_Given instruction_
Copy down every line where the string "JSON" shows up.

-- begin Provided records --

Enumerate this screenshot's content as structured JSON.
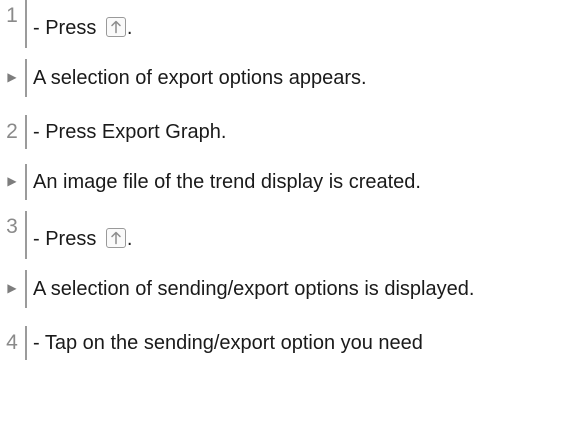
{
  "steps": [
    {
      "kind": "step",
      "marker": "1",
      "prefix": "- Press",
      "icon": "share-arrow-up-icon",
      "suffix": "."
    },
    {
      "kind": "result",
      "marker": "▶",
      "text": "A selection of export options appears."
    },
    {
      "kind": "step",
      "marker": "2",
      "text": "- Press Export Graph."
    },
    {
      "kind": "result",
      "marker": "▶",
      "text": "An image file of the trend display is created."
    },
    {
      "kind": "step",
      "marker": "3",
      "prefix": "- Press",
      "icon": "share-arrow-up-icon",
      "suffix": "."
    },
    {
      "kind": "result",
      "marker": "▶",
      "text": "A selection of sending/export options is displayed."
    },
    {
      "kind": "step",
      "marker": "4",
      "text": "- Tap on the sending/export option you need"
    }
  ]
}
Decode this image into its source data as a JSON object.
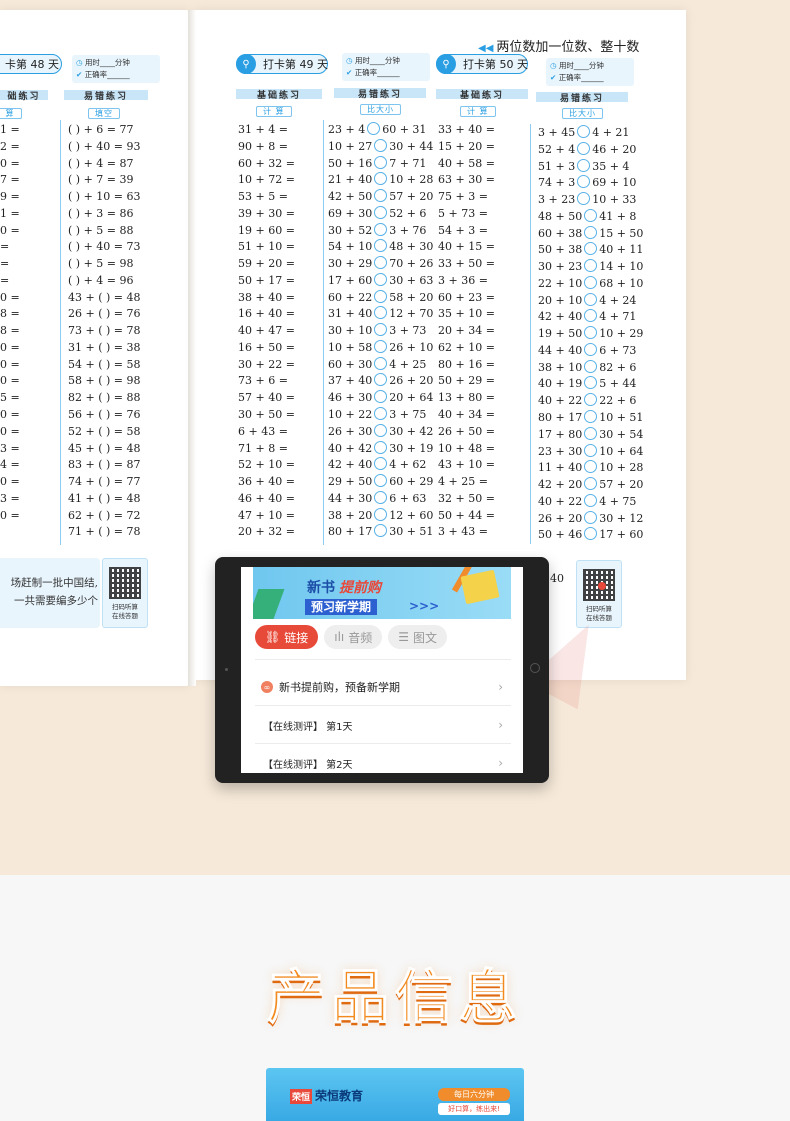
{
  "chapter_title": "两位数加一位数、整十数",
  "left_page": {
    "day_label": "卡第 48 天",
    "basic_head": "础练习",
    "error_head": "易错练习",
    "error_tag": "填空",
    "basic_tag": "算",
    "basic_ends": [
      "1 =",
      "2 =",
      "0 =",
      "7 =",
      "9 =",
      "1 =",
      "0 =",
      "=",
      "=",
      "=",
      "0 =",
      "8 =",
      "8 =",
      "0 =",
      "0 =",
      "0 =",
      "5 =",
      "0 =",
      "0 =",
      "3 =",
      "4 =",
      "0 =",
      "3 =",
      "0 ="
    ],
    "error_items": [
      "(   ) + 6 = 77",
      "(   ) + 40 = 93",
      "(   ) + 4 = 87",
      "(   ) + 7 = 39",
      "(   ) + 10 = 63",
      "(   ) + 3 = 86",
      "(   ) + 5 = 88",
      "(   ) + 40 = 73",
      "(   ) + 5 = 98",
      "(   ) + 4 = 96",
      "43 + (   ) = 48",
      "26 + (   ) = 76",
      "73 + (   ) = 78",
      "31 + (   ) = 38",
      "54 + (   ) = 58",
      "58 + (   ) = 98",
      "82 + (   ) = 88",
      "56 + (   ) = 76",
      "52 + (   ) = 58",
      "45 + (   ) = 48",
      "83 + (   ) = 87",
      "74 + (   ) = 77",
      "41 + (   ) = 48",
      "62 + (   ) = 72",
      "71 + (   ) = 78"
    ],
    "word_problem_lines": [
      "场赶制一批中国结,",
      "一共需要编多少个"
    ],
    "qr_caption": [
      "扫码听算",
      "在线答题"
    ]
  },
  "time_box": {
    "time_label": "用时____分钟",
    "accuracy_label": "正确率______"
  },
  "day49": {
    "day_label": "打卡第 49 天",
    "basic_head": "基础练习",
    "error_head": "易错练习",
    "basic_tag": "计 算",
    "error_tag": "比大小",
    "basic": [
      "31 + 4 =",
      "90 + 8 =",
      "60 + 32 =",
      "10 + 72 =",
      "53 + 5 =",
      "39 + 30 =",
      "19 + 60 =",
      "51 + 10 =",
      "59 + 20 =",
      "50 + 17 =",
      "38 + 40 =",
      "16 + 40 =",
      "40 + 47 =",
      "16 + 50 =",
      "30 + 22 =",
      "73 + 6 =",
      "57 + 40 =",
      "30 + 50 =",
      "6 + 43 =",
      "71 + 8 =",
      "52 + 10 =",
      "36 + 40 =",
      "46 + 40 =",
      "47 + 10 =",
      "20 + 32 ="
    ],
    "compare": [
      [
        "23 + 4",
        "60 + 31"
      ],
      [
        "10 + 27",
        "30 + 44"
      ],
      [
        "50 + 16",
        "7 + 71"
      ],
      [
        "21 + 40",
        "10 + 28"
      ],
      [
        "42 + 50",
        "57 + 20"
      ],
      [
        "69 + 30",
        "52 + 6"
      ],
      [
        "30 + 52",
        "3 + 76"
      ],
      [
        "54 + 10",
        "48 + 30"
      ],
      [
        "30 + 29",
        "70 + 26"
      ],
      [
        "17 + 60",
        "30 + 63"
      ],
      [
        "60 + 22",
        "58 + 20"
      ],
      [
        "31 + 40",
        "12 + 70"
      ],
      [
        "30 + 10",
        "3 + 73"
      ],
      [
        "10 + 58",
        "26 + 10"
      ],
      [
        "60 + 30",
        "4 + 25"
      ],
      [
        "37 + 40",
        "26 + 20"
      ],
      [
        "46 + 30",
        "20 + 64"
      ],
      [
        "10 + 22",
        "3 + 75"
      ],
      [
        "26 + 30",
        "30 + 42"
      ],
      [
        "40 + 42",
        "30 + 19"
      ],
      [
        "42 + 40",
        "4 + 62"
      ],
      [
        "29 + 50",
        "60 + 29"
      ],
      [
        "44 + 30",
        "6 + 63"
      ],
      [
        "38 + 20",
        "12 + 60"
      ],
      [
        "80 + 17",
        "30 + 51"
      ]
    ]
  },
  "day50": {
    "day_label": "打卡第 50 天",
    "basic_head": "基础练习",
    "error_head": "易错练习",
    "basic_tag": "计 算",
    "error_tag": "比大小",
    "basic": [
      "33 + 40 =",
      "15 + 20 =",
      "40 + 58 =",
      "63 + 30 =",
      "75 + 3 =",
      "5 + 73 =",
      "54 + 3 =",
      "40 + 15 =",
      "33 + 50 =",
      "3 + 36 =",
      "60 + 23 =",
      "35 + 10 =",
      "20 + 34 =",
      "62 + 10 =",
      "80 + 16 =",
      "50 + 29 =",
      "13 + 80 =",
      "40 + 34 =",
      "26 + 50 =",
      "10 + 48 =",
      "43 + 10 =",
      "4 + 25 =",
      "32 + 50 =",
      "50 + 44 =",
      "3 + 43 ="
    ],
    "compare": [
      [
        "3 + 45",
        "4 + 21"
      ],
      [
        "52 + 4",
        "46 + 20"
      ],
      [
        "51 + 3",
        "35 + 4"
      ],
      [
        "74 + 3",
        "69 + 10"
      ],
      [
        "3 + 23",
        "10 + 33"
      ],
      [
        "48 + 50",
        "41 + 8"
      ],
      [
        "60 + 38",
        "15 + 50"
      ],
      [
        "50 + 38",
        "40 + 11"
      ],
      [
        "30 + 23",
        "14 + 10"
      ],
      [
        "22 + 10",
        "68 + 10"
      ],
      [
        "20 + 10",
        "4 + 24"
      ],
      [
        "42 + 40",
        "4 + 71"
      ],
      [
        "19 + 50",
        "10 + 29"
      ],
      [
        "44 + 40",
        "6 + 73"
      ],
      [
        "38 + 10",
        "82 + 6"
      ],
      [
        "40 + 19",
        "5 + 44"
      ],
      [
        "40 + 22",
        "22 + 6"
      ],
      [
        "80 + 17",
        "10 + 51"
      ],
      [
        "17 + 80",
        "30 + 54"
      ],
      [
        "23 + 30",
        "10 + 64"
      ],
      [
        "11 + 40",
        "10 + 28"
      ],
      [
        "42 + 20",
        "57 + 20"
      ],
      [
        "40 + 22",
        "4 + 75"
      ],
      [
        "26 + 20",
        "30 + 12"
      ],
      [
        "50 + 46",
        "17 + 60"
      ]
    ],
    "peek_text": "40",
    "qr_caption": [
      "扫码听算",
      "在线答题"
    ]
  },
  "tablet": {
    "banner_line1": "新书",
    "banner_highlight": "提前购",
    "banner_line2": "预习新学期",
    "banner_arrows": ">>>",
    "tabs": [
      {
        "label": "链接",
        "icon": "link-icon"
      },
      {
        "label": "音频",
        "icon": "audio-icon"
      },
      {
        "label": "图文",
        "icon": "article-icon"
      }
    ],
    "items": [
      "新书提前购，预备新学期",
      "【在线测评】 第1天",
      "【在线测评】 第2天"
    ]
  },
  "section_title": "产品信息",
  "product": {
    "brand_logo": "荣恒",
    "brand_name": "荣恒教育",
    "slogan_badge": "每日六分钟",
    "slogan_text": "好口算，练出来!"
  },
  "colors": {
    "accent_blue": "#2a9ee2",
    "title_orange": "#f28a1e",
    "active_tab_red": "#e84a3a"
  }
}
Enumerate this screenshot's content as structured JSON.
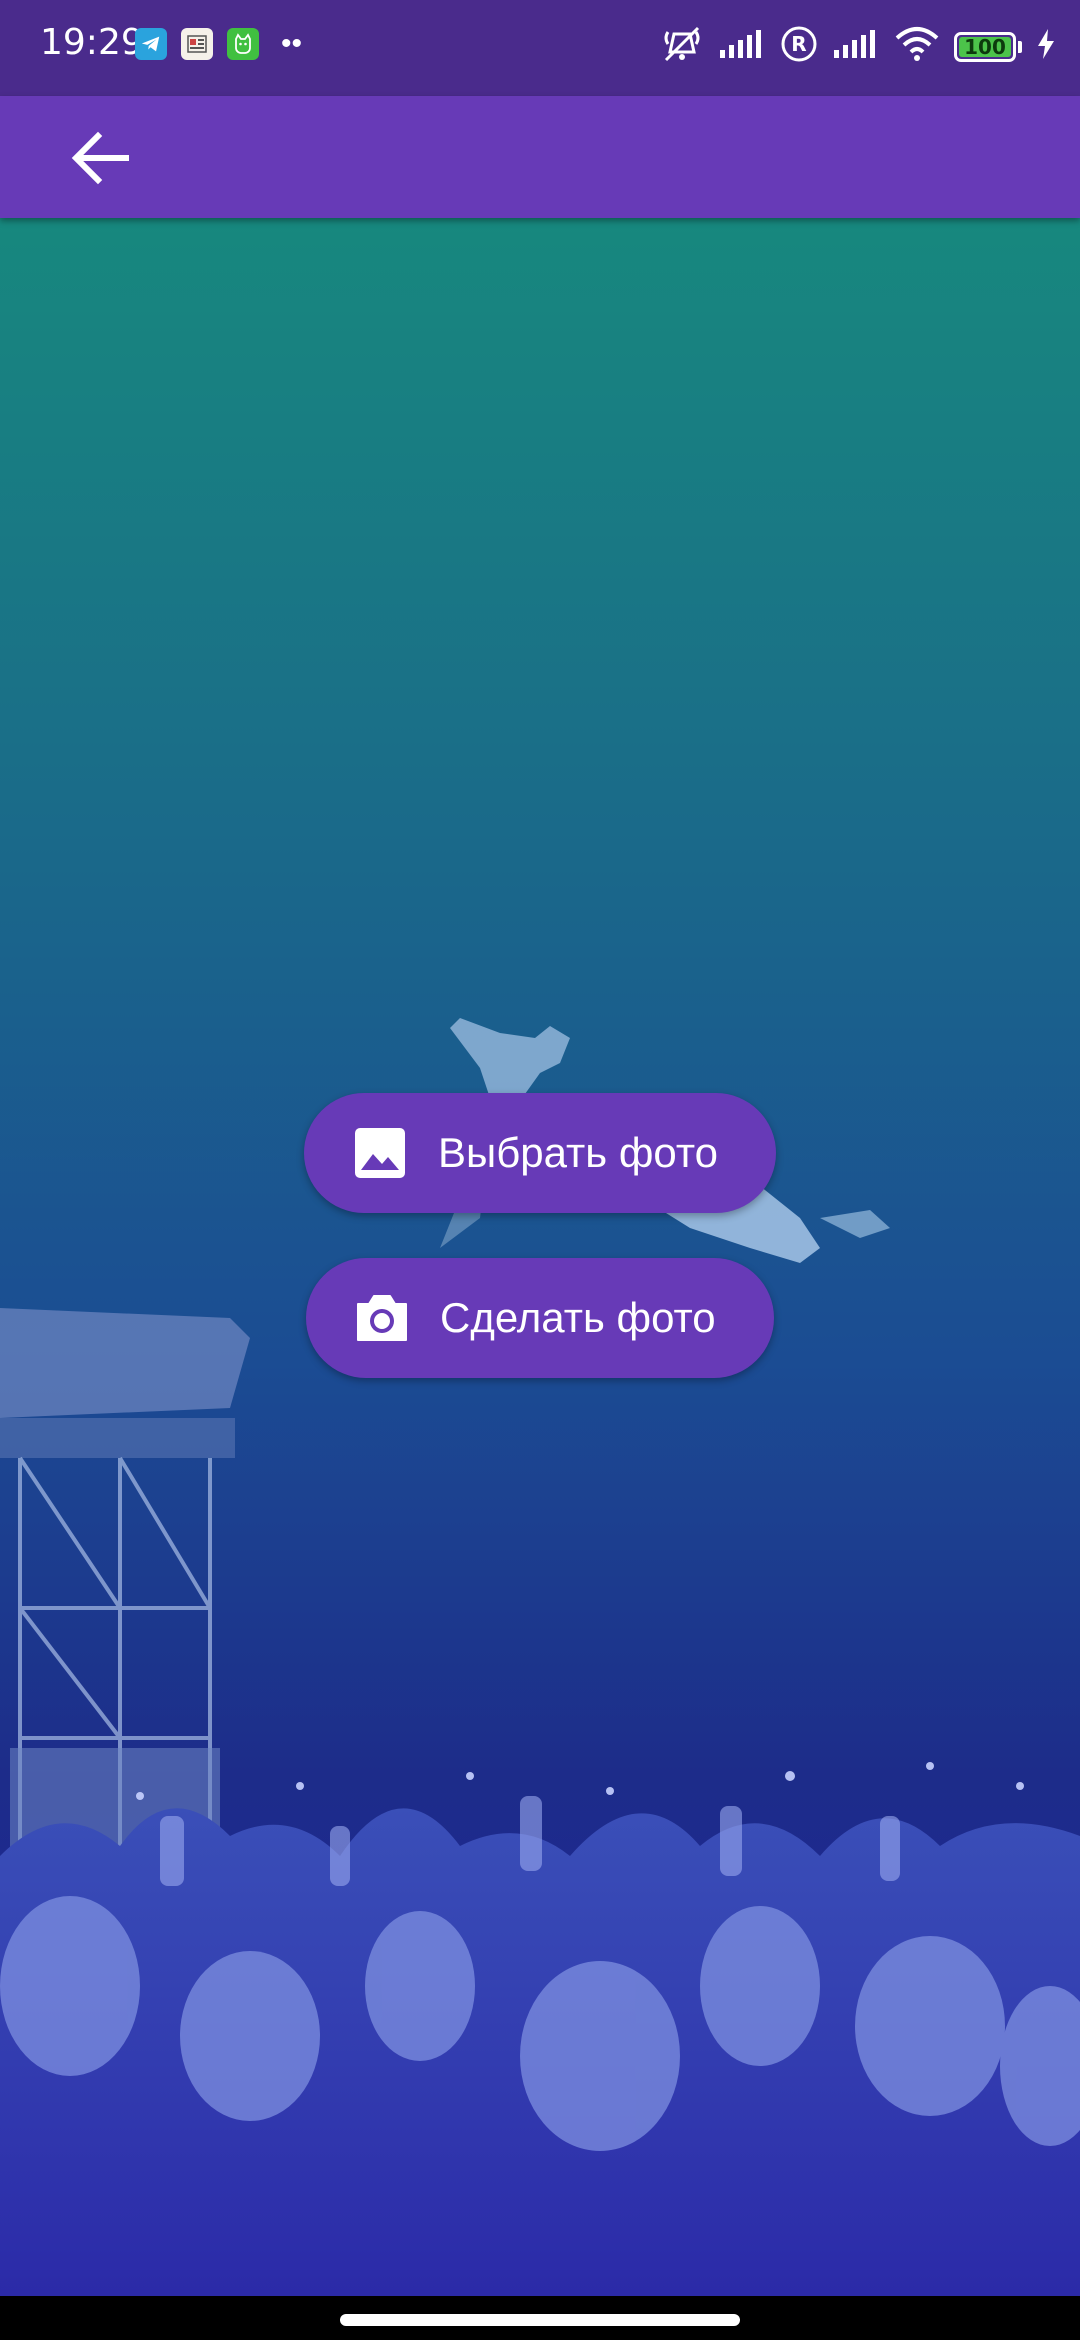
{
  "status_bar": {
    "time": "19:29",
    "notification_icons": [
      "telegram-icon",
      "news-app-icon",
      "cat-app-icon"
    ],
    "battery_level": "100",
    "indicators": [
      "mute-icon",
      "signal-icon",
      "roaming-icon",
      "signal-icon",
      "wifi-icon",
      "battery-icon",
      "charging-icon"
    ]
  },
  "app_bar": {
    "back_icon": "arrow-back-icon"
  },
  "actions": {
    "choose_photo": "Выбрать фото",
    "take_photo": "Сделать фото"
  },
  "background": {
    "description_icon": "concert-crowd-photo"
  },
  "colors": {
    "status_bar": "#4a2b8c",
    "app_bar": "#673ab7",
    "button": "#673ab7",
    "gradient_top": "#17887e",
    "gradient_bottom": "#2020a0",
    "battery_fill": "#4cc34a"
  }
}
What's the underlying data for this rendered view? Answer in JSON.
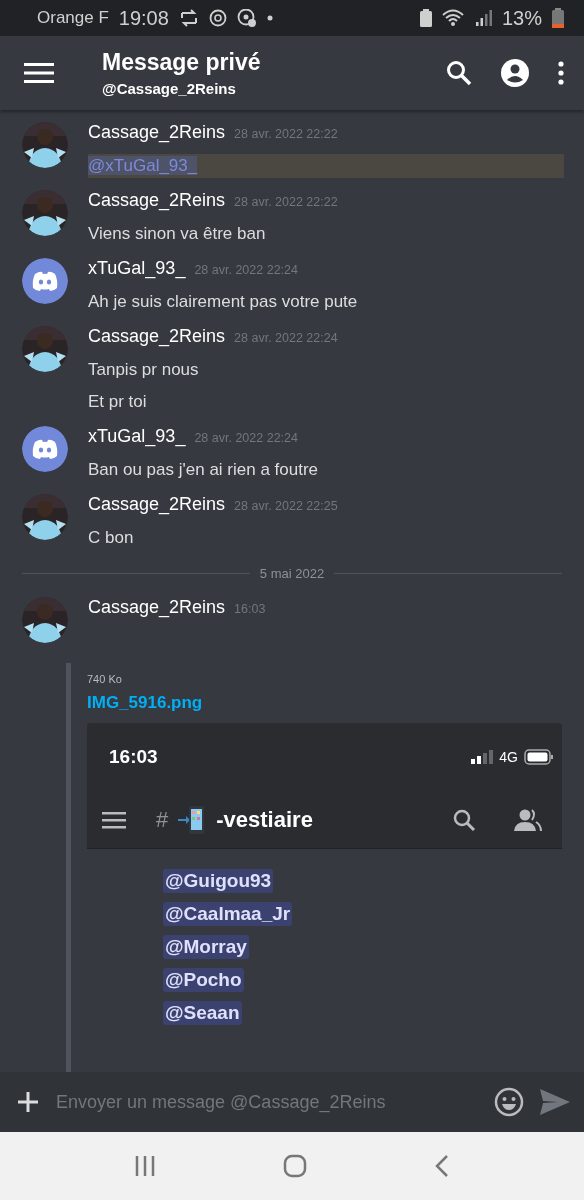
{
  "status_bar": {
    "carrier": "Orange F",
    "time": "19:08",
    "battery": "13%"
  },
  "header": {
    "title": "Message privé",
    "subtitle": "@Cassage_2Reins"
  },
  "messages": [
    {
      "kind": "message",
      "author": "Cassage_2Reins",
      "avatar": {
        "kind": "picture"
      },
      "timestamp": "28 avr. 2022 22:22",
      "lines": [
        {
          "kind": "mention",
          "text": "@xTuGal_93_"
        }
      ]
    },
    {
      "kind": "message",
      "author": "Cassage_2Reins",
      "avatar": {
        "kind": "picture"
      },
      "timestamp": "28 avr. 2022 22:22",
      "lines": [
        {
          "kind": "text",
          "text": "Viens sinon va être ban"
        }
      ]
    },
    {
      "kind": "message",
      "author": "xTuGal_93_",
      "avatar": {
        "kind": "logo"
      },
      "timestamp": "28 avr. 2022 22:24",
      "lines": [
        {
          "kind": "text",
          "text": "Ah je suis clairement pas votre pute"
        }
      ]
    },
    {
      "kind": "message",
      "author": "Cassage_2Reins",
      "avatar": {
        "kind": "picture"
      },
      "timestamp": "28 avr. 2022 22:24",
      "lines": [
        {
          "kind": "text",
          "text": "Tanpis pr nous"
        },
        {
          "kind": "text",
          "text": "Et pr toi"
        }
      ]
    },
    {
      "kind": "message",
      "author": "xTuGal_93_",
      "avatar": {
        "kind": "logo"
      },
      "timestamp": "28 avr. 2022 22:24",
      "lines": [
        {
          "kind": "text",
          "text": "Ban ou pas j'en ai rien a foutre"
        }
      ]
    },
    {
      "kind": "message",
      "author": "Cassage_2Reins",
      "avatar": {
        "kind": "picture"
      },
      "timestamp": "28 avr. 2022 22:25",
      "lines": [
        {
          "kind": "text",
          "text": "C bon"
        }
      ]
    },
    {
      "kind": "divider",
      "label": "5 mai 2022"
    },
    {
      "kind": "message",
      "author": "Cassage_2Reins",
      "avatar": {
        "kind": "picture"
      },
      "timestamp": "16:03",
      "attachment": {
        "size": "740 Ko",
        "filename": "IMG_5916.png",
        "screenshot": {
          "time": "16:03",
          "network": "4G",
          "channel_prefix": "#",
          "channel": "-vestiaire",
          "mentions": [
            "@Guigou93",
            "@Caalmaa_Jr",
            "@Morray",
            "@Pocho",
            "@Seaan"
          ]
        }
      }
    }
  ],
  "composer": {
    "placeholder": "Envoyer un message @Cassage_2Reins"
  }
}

-- end Provided records --

_Solution to this task_
Enumerate this screenshot's content as structured JSON.
Decode this image into its source data as a JSON object.
Enumerate this screenshot's content as structured JSON.
What's the underlying data for this rendered view? Answer in JSON.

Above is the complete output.